| Text for analysis |
Monday, Jan. 22, 1940

Navy Week

Japan's Army has had such an extended jamboree on the vast continent of China that it has forgotten how insular the little homeland is. Last week, after six sudden setbacks, Japan's puzzled militarists were forced to recollect.

No matter how many military conquests Japan undertakes, the two most important requisites of the island Empire are the same as Britain's: 1) trade; 2) a Navy to insure it. With war in Europe commandeering the bottoms and bullets of all of Ja pan's maritime suppliers and naval rivals ex cept the U. S., Japan has had to orient her policy toward her democratic neighbor across the Pacific, and therefore toward the neigh bor's democratic friends, Britain and France.

Japan's Army began its week of bungles by warning the French owners of the vital Haiphong-Yunnan Railway, which aside from the Burma highway is the last uninterrupted trade route into Southwest China, to stop supplying China within two weeks, or else have every bridge bombed.

By way of sample, bombers crippled the vital Eighty-Three Kilometre Bridge (just inside China's border) so badly that the whole line from Indo-China may be broken for a month. Tokyo hastened to hush up the warning over the Army's head.

Second shock to the Army was being told by the Tokyo Government that the U. S. was doing absolutely nothing about renewing its trade treaty with Japan, which lapses next week. While this did not mean any immediate hardship, it did mean that at any moment the U. S. might declare an embargo which would stop 74% of the Army's war supplies. Last week Colonel Henry L. Stimson, who as Secretary of State (1929-33) constantly opposed Japanese ambitions, urged just such an embargo.

| Work instructions |
a: Reproduce the passage of the article on Japan's setbacks from "Japan's Army began" to "the Army's head.".
b: Pick up the article on Japan's setbacks after its last sentence and keep writing it.

(Document layout analysis data)

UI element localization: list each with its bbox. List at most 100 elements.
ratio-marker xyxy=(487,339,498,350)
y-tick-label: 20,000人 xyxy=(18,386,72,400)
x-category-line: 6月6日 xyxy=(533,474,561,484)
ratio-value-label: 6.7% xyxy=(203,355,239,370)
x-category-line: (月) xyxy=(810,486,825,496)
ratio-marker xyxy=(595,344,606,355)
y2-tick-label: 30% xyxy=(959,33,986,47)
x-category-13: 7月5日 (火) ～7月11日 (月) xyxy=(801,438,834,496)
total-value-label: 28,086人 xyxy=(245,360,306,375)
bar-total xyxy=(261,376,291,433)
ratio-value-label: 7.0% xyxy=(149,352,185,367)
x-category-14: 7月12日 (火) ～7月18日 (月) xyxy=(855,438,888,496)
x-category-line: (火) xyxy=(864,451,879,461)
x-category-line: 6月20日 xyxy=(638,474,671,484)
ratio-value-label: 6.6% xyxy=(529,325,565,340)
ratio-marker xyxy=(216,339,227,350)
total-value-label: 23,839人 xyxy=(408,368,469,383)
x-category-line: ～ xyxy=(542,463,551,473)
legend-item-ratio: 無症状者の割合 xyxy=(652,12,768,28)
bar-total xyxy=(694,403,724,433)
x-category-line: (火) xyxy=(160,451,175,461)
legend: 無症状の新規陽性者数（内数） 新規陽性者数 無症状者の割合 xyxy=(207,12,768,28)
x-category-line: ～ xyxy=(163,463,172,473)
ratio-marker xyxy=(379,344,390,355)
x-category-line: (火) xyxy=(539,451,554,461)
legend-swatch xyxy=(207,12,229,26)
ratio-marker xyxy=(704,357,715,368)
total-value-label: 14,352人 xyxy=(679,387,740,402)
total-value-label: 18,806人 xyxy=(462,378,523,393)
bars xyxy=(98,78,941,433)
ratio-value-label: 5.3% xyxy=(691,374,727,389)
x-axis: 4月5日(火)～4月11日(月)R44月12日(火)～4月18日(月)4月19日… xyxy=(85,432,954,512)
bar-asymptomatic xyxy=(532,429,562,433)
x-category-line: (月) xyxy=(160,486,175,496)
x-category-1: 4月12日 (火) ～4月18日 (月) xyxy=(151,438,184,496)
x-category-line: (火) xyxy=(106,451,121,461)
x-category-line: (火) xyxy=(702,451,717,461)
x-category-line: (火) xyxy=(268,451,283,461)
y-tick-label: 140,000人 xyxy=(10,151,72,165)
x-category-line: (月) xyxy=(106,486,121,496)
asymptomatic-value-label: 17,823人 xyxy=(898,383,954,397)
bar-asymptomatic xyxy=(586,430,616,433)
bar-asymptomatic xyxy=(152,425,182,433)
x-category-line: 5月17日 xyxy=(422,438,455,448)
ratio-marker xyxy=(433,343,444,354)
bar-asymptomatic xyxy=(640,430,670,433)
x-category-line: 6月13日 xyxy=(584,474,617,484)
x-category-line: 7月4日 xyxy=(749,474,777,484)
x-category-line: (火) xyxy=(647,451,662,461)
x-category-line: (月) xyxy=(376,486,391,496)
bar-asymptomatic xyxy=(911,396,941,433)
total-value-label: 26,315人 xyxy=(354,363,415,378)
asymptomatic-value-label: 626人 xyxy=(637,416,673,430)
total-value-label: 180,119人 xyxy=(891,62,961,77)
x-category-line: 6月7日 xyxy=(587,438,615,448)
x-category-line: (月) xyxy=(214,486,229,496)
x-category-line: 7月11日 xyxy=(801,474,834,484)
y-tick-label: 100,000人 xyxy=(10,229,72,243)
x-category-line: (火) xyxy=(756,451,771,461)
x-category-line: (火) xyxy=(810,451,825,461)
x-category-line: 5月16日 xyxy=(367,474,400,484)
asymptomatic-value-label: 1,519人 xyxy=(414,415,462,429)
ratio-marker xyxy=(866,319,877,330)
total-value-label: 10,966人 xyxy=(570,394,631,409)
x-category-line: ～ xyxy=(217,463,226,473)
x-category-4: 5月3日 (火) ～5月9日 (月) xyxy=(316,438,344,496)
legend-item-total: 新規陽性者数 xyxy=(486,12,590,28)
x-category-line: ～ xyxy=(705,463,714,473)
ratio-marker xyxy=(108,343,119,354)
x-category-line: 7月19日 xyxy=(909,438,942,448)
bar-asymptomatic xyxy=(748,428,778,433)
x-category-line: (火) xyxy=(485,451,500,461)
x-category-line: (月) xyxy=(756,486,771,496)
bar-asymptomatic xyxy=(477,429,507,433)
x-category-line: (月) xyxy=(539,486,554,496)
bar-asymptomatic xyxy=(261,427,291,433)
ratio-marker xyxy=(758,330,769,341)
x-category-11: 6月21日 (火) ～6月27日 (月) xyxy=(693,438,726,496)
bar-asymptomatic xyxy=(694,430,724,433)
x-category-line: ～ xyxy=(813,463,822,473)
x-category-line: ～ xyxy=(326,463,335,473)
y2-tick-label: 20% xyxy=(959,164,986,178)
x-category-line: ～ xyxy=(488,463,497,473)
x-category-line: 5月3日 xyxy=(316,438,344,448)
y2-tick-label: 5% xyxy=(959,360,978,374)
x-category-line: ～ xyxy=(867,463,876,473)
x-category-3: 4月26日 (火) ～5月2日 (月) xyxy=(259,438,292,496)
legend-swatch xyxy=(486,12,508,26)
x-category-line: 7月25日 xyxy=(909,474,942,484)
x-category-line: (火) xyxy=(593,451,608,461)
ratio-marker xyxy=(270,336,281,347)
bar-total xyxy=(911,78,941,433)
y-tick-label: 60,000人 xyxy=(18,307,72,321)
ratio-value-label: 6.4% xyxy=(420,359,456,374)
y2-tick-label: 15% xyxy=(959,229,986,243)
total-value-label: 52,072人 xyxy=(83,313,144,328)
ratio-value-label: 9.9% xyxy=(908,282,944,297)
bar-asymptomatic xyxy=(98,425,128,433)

| Answers to each task |
a:
Japan's Army began its week of bungles by warning the French owners of the vital Haiphong-Yunnan Railway, which aside from the Burma highway is the last uninterrupted trade route into Southwest China, to stop supplying China within two weeks, or else have every bridge bombed.

By way of sample, bombers crippled the vital Eighty-Three Kilometre Bridge (just inside China's border) so badly that the whole line from Indo-China may be broken for a month. Tokyo hastened to hush up the warning over the Army's head.

b:
Next, establishment of the Wang Ching-wei puppetry was again postponed. Puppet-elect Wang's "final" terms had been accepted by Army, China Affairs Board and tottering Cabinet, but the defection of Chinese support for the regime, and political troubles in Japan, meant new delays.

Desperate shortages of coal and rice in Japan sent home morale toppling. The Army, supposed to be importing huge quantities of coal from North China, rice from the South, was blamed.

New U. S. naval proposals, providing for expansion of over 25% and renewing plans for the fortification of Guam, put the Japanese Navy in a strong position--able to capitalize on the White Menace.

All these factors contributed to the week's culminating blow. As expected, the weak Abe Cabinet fell. But definitely not as expected, and to the Army's bitter confusion, the Cabinet which took its place was not militaristic, not chauvinistic, not even mystic--was for down-to-earth opportunism rather than any magic cliche of expansion. Worst of all, its Premier was a Navy man. And of all the Navy men in Japan, he was Admiral Mitsumasa Yonai --the tall, boyish, amiable, aristocratic, experienced (thrice Navy Minister), pro-U. S., moderate Naval Commander in Chief who last summer threw a monkey wrench into the proposed Rome-Berlin-Tokyo military machine. As Navy Minister he refused to put his great fleet at the disposal of two major countries with minor navies.